Start of Data for this task

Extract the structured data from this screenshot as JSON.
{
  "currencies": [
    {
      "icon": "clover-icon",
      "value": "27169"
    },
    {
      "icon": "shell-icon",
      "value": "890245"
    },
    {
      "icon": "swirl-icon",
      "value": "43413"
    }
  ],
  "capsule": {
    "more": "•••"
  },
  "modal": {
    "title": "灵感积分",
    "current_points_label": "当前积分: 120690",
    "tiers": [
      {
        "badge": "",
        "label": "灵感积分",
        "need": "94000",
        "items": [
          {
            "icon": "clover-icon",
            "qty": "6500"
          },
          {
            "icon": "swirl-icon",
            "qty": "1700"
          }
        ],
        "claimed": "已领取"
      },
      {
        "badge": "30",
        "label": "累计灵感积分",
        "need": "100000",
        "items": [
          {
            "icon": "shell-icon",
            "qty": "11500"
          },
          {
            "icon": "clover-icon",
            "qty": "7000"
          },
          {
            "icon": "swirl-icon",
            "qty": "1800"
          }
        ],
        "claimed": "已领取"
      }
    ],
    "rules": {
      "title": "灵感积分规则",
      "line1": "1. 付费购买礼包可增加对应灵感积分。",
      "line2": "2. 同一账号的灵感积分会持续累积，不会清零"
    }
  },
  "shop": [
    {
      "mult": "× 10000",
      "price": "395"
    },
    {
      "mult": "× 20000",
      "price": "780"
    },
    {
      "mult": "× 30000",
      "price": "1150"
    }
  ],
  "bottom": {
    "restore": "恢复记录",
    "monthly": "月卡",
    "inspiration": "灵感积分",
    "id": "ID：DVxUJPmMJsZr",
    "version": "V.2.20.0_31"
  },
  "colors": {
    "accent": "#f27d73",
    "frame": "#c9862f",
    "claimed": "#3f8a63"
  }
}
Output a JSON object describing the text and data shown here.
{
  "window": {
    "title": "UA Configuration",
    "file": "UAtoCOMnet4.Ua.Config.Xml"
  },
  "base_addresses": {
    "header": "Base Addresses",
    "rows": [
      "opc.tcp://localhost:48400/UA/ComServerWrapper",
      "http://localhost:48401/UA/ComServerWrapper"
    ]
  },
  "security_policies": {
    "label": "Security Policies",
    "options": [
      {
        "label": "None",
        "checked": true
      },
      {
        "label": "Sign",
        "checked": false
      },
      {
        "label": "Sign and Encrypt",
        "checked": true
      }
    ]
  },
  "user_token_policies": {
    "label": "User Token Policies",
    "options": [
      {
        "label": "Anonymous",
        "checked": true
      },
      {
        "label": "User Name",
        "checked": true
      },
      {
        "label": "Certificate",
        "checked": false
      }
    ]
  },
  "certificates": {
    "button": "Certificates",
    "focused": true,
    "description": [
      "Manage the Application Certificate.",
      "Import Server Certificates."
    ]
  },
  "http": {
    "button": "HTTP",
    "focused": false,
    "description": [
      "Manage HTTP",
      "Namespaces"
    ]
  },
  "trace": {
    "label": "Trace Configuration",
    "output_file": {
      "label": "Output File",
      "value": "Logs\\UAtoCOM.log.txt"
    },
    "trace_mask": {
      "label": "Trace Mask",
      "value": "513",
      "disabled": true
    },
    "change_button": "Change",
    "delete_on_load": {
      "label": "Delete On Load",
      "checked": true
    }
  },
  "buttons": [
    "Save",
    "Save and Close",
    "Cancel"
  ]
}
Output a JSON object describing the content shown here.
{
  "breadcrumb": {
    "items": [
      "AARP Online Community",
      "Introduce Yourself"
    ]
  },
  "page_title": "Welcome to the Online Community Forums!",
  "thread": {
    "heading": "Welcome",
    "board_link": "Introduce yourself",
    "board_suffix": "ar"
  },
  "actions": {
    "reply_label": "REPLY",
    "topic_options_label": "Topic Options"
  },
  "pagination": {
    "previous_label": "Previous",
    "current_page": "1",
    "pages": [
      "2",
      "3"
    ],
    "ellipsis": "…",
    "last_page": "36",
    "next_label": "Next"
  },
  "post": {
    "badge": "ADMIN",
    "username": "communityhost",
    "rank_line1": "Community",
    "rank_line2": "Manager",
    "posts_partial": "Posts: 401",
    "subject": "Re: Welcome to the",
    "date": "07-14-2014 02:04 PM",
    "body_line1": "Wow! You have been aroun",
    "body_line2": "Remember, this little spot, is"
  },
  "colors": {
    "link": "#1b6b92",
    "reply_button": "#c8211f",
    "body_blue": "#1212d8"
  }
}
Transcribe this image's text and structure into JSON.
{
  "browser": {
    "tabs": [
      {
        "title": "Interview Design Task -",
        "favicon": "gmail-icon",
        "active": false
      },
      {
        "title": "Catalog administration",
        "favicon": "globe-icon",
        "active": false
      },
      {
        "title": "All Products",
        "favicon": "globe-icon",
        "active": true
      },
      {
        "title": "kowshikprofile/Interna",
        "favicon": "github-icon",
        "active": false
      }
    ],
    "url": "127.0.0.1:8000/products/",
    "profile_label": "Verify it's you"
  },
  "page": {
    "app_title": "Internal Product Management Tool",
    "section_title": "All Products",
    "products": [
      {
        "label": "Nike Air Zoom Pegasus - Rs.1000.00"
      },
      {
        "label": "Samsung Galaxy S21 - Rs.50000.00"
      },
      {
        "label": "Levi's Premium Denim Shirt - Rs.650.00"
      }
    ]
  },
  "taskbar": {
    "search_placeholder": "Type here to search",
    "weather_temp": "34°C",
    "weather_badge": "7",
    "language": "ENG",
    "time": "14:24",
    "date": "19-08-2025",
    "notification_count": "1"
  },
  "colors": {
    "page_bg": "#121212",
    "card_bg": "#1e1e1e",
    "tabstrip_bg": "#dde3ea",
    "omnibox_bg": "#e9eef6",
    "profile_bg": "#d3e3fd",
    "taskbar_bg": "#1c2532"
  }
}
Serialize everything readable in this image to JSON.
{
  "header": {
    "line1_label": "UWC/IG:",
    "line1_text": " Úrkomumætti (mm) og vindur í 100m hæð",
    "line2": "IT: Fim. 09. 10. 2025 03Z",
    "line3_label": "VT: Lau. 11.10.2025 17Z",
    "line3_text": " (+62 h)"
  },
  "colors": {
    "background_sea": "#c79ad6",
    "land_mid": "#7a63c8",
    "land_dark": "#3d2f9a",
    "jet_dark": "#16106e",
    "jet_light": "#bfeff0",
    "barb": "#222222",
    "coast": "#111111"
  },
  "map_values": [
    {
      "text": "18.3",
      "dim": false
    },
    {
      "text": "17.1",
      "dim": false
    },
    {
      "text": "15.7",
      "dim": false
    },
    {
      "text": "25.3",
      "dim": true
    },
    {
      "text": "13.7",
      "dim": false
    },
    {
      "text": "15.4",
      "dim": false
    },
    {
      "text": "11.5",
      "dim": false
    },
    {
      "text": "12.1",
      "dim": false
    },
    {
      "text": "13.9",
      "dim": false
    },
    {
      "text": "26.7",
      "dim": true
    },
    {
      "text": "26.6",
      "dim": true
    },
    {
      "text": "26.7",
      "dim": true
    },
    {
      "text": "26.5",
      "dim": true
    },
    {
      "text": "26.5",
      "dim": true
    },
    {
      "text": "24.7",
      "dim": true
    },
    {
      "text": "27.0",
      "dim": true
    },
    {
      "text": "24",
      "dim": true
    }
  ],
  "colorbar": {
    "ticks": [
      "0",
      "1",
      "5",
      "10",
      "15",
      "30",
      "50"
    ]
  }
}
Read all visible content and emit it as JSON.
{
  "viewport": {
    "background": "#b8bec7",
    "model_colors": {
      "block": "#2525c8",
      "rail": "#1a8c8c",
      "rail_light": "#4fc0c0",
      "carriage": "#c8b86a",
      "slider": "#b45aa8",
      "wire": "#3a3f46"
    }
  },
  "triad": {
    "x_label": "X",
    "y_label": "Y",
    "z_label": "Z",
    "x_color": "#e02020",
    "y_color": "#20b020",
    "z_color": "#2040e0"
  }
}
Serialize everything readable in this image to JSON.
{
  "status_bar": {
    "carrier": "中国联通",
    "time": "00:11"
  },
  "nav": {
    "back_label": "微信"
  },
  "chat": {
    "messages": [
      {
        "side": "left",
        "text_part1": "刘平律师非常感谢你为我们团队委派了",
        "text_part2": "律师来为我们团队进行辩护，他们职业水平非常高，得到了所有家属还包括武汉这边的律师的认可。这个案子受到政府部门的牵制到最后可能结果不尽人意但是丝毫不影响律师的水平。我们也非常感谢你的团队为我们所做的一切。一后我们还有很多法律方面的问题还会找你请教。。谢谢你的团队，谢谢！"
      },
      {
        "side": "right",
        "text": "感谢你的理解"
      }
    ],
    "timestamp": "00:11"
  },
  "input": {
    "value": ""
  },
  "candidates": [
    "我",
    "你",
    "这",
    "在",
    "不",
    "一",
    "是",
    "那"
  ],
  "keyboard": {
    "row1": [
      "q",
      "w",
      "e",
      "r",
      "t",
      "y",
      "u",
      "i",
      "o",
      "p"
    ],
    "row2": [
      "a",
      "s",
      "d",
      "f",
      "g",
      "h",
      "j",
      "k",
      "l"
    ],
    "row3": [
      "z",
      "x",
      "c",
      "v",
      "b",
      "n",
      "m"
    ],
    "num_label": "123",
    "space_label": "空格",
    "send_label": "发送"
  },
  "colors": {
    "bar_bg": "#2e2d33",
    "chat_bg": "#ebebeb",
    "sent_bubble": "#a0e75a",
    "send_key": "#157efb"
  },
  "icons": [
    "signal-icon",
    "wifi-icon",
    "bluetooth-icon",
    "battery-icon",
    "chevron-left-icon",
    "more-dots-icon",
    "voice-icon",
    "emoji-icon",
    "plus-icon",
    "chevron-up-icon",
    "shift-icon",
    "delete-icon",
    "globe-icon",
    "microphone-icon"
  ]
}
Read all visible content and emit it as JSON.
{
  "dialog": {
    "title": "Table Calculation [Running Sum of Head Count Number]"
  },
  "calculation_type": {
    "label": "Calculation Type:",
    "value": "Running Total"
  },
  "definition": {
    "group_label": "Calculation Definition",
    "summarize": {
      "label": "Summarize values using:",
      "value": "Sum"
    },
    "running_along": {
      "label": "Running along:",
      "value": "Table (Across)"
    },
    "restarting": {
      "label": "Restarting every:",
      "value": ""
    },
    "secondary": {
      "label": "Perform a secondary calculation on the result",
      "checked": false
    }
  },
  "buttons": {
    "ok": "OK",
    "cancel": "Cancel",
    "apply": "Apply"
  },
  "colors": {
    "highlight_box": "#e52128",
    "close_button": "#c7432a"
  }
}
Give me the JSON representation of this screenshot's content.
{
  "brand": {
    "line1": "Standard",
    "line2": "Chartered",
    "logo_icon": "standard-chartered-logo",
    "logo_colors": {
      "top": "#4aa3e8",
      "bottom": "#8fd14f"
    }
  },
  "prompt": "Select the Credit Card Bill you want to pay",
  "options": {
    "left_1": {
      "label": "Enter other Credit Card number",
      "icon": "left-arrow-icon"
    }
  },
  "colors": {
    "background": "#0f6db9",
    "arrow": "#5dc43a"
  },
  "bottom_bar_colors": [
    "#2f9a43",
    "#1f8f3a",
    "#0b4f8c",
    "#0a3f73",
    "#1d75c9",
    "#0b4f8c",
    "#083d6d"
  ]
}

End of Data for this task

* Set exercise:
From the data above, copy each line that holds "screenshot".

* Exercise result:
Extract the structured data from this screenshot as JSON.
Give me the JSON representation of this screenshot's content.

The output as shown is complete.